#### Extrait du texte

André Dussollier
La bibliothèque d’André
« Je proposerai une vingtaine de textes avec un principe : être ludique, léger et drôle. » Et André Dussollier, à part quelques moments plus graves, aura tenu son nombreux public en haleine de joie malicieuse.
Dans un décor minimaliste, une table et une chaise, qu’il va utiliser que pour poser ses papiers, sans mise en scène, alternant la simple lecture avec l’interprétation, André Dussollier nous offre en cadeau enfantin les mots crus, textes et poèmes, qu’il est allé dénicher dans sa bibliothèque. Ces mots patiemment retenus, suivant la maxime de son amie Marie-Hélène Lafon : « Les vaches ruminent, moi aussi ». Debout, avec ou sans textes, et cela se ressent d’ailleurs, car c’est quand il est dans l’interprétation pure, et non simplement dans la lecture, que la magie opère le mieux. Sans micro, il nous parle en fait à l’oreille.
Et André Dussollier a du ruminer amoureusement ses textes, « une lecture de quelques-uns des meilleurs volumes de sa bibliothèque. »
Certes nous sommes persuadés qu’il y a de bien meilleurs auteurs dans sa bibliothèque que ceux qu’il a voulu retenir, mais voulant faire un spectacle savoureux, avec plein de bons mots à croquer sur les thèmes éternels, avec deux thématiques qui se dégagent : le théâtre et le sentiment amoureux et ses peines…, il a retenu ces auteurs-là, et visiblement il les aime, et ceux-ci le lui rendent bien.
Ce sont aussi sans doute ses œuvres cultes, quoique le programme annonçait Viallatte, Michaux, Musset, Jarry et quelques autres, et André Dussollier a retenu pour peupler son monde d’un soir plutôt Hugo, Roland Dubillard abondamment, Vigny, Prévert, Guitry…
Dans ce bel éclectisme domine une ferveur de lire et de faire partager des moments. Grand lecteur, immense acteur, André Dussollier « nous tient en joie », et son merveilleux sourire emplit la scène.

########
#### Lignes de données

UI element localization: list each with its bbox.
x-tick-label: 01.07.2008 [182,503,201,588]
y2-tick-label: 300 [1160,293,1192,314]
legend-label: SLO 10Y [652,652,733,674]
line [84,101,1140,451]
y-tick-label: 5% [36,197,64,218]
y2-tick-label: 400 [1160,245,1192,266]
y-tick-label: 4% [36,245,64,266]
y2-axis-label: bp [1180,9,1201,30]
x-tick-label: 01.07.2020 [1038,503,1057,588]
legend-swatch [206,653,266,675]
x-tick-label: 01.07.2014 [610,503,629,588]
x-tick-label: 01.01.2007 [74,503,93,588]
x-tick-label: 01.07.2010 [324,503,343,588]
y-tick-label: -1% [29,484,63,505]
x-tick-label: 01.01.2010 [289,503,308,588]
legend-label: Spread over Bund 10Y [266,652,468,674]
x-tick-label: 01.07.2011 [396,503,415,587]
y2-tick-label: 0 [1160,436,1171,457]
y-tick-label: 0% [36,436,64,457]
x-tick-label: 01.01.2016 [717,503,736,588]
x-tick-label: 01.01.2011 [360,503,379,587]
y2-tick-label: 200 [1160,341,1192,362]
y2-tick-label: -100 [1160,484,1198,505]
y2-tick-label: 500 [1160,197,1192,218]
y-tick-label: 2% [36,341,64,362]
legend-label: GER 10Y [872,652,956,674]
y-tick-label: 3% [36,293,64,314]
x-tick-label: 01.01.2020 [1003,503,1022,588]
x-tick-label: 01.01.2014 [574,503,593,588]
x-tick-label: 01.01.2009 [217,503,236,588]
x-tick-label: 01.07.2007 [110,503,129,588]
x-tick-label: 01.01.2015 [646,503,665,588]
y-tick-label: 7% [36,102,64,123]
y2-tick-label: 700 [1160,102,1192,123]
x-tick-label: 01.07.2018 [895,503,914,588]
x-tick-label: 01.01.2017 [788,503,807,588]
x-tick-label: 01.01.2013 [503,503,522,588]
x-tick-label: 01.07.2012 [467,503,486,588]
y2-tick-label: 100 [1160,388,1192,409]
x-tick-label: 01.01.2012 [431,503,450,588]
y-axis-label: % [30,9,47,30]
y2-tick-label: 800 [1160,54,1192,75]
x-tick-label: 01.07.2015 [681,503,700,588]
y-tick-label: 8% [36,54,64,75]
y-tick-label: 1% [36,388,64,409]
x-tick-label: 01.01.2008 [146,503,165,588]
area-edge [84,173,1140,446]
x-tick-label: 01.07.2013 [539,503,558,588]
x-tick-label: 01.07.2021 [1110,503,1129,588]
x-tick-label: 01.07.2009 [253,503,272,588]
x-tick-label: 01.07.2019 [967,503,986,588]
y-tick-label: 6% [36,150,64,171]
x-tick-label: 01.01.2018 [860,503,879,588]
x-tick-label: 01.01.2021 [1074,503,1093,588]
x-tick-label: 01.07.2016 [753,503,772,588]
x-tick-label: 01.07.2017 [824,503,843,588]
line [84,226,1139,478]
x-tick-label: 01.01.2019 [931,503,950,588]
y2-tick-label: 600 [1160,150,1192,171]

########

**Consignes**
Dans la critique du spectacle d'André Dussollier, remplacez « ferveur » par « passion » et redonnez tout ce qui va de « Ce sont aussi » jusqu'à « emplit la scène. ».

**Réponse à l'exercice**
Ce sont aussi sans doute ses œuvres cultes, quoique le programme annonçait Viallatte, Michaux, Musset, Jarry et quelques autres, et André Dussollier a retenu pour peupler son monde d’un soir plutôt Hugo, Roland Dubillard abondamment, Vigny, Prévert, Guitry…
Dans ce bel éclectisme domine une passion de lire et de faire partager des moments. Grand lecteur, immense acteur, André Dussollier « nous tient en joie », et son merveilleux sourire emplit la scène.